++++ Records supplied ++++

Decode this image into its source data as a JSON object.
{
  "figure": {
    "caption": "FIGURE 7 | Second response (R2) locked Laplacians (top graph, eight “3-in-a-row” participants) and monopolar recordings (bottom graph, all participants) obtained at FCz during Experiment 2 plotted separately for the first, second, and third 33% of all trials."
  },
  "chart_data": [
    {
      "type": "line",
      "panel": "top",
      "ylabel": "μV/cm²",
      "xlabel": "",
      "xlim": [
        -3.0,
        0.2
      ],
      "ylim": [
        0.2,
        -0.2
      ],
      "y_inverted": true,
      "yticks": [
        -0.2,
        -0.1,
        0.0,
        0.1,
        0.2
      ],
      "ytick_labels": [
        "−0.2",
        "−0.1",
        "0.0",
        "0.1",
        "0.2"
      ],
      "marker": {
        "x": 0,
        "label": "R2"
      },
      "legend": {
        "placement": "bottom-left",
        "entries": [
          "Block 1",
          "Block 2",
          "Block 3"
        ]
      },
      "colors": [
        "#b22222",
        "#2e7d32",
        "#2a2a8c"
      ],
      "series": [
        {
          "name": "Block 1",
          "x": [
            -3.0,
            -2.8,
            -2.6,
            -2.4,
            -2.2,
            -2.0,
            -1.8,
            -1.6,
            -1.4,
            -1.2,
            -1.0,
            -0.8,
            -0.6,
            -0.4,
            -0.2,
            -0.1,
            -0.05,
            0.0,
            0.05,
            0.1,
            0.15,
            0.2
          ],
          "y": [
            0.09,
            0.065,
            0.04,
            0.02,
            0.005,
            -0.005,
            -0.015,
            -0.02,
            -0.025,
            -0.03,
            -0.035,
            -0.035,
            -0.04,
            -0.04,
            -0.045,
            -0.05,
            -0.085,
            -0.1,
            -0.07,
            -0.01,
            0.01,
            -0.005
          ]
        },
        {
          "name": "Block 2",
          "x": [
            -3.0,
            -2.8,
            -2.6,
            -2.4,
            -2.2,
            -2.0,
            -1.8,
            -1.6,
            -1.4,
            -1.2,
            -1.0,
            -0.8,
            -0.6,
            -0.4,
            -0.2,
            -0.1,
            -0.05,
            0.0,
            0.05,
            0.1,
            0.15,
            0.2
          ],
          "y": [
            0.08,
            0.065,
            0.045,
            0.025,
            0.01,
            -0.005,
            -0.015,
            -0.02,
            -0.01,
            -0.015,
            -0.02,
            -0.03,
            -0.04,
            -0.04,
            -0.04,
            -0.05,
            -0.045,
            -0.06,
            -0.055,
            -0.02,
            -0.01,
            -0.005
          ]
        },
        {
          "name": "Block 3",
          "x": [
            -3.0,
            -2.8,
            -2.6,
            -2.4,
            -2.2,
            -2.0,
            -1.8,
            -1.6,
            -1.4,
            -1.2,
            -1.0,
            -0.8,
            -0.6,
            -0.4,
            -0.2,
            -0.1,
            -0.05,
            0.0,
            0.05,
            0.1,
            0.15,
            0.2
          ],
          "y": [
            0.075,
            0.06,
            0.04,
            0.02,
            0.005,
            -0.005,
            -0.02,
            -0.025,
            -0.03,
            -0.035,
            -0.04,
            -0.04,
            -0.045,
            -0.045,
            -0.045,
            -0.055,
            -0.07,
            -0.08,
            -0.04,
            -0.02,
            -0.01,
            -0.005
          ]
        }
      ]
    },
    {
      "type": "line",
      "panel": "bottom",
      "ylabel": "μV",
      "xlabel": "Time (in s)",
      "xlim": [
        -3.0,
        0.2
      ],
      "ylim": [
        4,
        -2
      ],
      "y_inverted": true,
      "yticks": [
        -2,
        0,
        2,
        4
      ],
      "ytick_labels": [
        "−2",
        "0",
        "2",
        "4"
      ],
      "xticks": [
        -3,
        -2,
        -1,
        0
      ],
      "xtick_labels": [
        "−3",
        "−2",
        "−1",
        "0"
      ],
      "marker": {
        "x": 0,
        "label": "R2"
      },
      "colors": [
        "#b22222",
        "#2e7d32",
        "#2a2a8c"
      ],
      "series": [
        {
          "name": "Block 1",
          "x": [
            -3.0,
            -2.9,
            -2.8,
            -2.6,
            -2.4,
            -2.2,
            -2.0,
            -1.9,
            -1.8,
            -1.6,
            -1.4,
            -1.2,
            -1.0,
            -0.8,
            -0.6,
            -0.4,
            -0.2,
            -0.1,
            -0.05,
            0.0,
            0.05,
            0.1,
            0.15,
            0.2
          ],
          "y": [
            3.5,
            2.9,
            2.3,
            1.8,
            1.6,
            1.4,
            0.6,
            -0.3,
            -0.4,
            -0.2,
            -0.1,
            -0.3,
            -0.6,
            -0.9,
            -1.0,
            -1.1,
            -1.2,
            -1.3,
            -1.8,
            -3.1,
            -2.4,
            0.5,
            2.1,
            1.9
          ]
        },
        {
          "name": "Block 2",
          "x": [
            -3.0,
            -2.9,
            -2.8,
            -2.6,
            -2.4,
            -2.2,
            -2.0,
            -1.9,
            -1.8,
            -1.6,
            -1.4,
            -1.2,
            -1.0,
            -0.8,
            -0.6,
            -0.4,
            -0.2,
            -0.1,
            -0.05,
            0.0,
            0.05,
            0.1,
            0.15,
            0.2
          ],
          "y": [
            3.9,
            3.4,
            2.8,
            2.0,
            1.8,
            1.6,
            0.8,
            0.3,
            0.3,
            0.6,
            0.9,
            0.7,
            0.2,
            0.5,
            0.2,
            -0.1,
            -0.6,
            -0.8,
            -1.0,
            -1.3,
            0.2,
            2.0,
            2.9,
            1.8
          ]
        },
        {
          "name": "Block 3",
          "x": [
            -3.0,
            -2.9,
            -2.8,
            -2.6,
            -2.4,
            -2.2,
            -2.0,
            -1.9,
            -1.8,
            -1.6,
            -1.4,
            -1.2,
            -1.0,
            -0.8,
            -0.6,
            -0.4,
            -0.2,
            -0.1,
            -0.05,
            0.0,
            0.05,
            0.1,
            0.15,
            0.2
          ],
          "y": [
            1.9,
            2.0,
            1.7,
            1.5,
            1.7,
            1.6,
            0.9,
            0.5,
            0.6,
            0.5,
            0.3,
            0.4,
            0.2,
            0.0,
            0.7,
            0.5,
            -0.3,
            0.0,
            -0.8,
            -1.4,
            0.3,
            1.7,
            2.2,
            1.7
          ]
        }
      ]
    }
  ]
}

++++

:: Aim ::
Repeat back the data above, exact to the last character.

:: Written answer ::
Decode this image into its source data as a JSON object.
{
  "figure": {
    "caption": "FIGURE 7 | Second response (R2) locked Laplacians (top graph, eight “3-in-a-row” participants) and monopolar recordings (bottom graph, all participants) obtained at FCz during Experiment 2 plotted separately for the first, second, and third 33% of all trials."
  },
  "chart_data": [
    {
      "type": "line",
      "panel": "top",
      "ylabel": "μV/cm²",
      "xlabel": "",
      "xlim": [
        -3.0,
        0.2
      ],
      "ylim": [
        0.2,
        -0.2
      ],
      "y_inverted": true,
      "yticks": [
        -0.2,
        -0.1,
        0.0,
        0.1,
        0.2
      ],
      "ytick_labels": [
        "−0.2",
        "−0.1",
        "0.0",
        "0.1",
        "0.2"
      ],
      "marker": {
        "x": 0,
        "label": "R2"
      },
      "legend": {
        "placement": "bottom-left",
        "entries": [
          "Block 1",
          "Block 2",
          "Block 3"
        ]
      },
      "colors": [
        "#b22222",
        "#2e7d32",
        "#2a2a8c"
      ],
      "series": [
        {
          "name": "Block 1",
          "x": [
            -3.0,
            -2.8,
            -2.6,
            -2.4,
            -2.2,
            -2.0,
            -1.8,
            -1.6,
            -1.4,
            -1.2,
            -1.0,
            -0.8,
            -0.6,
            -0.4,
            -0.2,
            -0.1,
            -0.05,
            0.0,
            0.05,
            0.1,
            0.15,
            0.2
          ],
          "y": [
            0.09,
            0.065,
            0.04,
            0.02,
            0.005,
            -0.005,
            -0.015,
            -0.02,
            -0.025,
            -0.03,
            -0.035,
            -0.035,
            -0.04,
            -0.04,
            -0.045,
            -0.05,
            -0.085,
            -0.1,
            -0.07,
            -0.01,
            0.01,
            -0.005
          ]
        },
        {
          "name": "Block 2",
          "x": [
            -3.0,
            -2.8,
            -2.6,
            -2.4,
            -2.2,
            -2.0,
            -1.8,
            -1.6,
            -1.4,
            -1.2,
            -1.0,
            -0.8,
            -0.6,
            -0.4,
            -0.2,
            -0.1,
            -0.05,
            0.0,
            0.05,
            0.1,
            0.15,
            0.2
          ],
          "y": [
            0.08,
            0.065,
            0.045,
            0.025,
            0.01,
            -0.005,
            -0.015,
            -0.02,
            -0.01,
            -0.015,
            -0.02,
            -0.03,
            -0.04,
            -0.04,
            -0.04,
            -0.05,
            -0.045,
            -0.06,
            -0.055,
            -0.02,
            -0.01,
            -0.005
          ]
        },
        {
          "name": "Block 3",
          "x": [
            -3.0,
            -2.8,
            -2.6,
            -2.4,
            -2.2,
            -2.0,
            -1.8,
            -1.6,
            -1.4,
            -1.2,
            -1.0,
            -0.8,
            -0.6,
            -0.4,
            -0.2,
            -0.1,
            -0.05,
            0.0,
            0.05,
            0.1,
            0.15,
            0.2
          ],
          "y": [
            0.075,
            0.06,
            0.04,
            0.02,
            0.005,
            -0.005,
            -0.02,
            -0.025,
            -0.03,
            -0.035,
            -0.04,
            -0.04,
            -0.045,
            -0.045,
            -0.045,
            -0.055,
            -0.07,
            -0.08,
            -0.04,
            -0.02,
            -0.01,
            -0.005
          ]
        }
      ]
    },
    {
      "type": "line",
      "panel": "bottom",
      "ylabel": "μV",
      "xlabel": "Time (in s)",
      "xlim": [
        -3.0,
        0.2
      ],
      "ylim": [
        4,
        -2
      ],
      "y_inverted": true,
      "yticks": [
        -2,
        0,
        2,
        4
      ],
      "ytick_labels": [
        "−2",
        "0",
        "2",
        "4"
      ],
      "xticks": [
        -3,
        -2,
        -1,
        0
      ],
      "xtick_labels": [
        "−3",
        "−2",
        "−1",
        "0"
      ],
      "marker": {
        "x": 0,
        "label": "R2"
      },
      "colors": [
        "#b22222",
        "#2e7d32",
        "#2a2a8c"
      ],
      "series": [
        {
          "name": "Block 1",
          "x": [
            -3.0,
            -2.9,
            -2.8,
            -2.6,
            -2.4,
            -2.2,
            -2.0,
            -1.9,
            -1.8,
            -1.6,
            -1.4,
            -1.2,
            -1.0,
            -0.8,
            -0.6,
            -0.4,
            -0.2,
            -0.1,
            -0.05,
            0.0,
            0.05,
            0.1,
            0.15,
            0.2
          ],
          "y": [
            3.5,
            2.9,
            2.3,
            1.8,
            1.6,
            1.4,
            0.6,
            -0.3,
            -0.4,
            -0.2,
            -0.1,
            -0.3,
            -0.6,
            -0.9,
            -1.0,
            -1.1,
            -1.2,
            -1.3,
            -1.8,
            -3.1,
            -2.4,
            0.5,
            2.1,
            1.9
          ]
        },
        {
          "name": "Block 2",
          "x": [
            -3.0,
            -2.9,
            -2.8,
            -2.6,
            -2.4,
            -2.2,
            -2.0,
            -1.9,
            -1.8,
            -1.6,
            -1.4,
            -1.2,
            -1.0,
            -0.8,
            -0.6,
            -0.4,
            -0.2,
            -0.1,
            -0.05,
            0.0,
            0.05,
            0.1,
            0.15,
            0.2
          ],
          "y": [
            3.9,
            3.4,
            2.8,
            2.0,
            1.8,
            1.6,
            0.8,
            0.3,
            0.3,
            0.6,
            0.9,
            0.7,
            0.2,
            0.5,
            0.2,
            -0.1,
            -0.6,
            -0.8,
            -1.0,
            -1.3,
            0.2,
            2.0,
            2.9,
            1.8
          ]
        },
        {
          "name": "Block 3",
          "x": [
            -3.0,
            -2.9,
            -2.8,
            -2.6,
            -2.4,
            -2.2,
            -2.0,
            -1.9,
            -1.8,
            -1.6,
            -1.4,
            -1.2,
            -1.0,
            -0.8,
            -0.6,
            -0.4,
            -0.2,
            -0.1,
            -0.05,
            0.0,
            0.05,
            0.1,
            0.15,
            0.2
          ],
          "y": [
            1.9,
            2.0,
            1.7,
            1.5,
            1.7,
            1.6,
            0.9,
            0.5,
            0.6,
            0.5,
            0.3,
            0.4,
            0.2,
            0.0,
            0.7,
            0.5,
            -0.3,
            0.0,
            -0.8,
            -1.4,
            0.3,
            1.7,
            2.2,
            1.7
          ]
        }
      ]
    }
  ]
}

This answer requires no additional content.